#### [WHAT THE TASK ASKS]
Please copy, word for word, the part of the inverse cotangent problem starting at "In trigonometric simplifications, look" and ending at "inverse trigonometric functions.".

#### [EXCERPTED PASSAGE]

Question

The value of
\(\cot^{-1}[\frac{\sqrt{1-\sin x}+\sqrt{1+\sin x}}{\sqrt{1-\sin x}-\sqrt{1+\sin x}}]\) where x ∈ \((0,\frac{\pi}{4})\) is

• A. \(\pi-\frac{x}{3}\)
• B. \(\frac{x}{2}\)
• C. \(\pi-\frac{x}{2}\)
• D. \(\frac{x}{2}-\pi\)

Hint:

In trigonometric simplifications, look for standard identities and use the conjugate to simplify fractions involving square roots. This technique is especially useful when dealing with expressions inside inverse trigonometric functions.

Answer 1

The Correct Option is C

The correct answer is (C) : \(\pi-\frac{x}{2}\).

Answer 2

The correct answer is: (C) \( \pi - \frac{x}{2} \) .

We are asked to find the value of:

\( \cot^{-1}\left[\frac{\sqrt{1-\sin x}+\sqrt{1+\sin x}}{\sqrt{1-\sin x}-\sqrt{1+\sin x}}\right] \) where \( x \in \left(0, \frac{\pi}{4}\right) \).

#### [DATASET EXCERPT]

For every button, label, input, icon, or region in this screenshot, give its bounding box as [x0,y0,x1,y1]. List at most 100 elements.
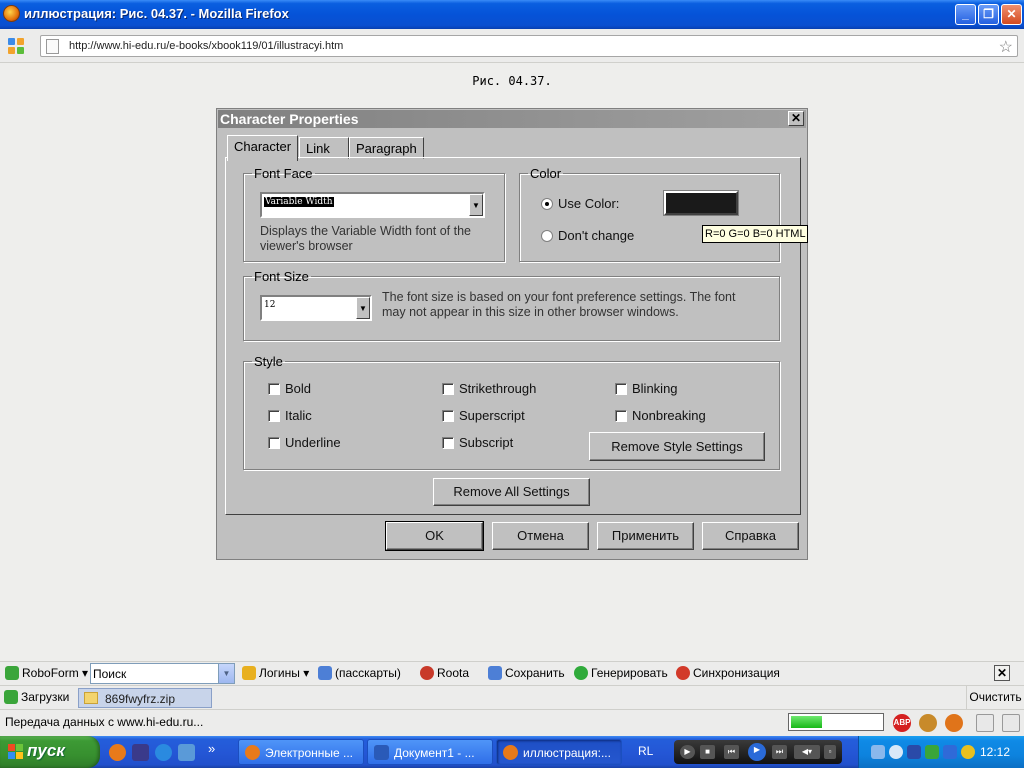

#### [ANSWER BELOW]
In trigonometric simplifications, look for standard identities and use the conjugate to simplify fractions involving square roots. This technique is especially useful when dealing with expressions inside inverse trigonometric functions.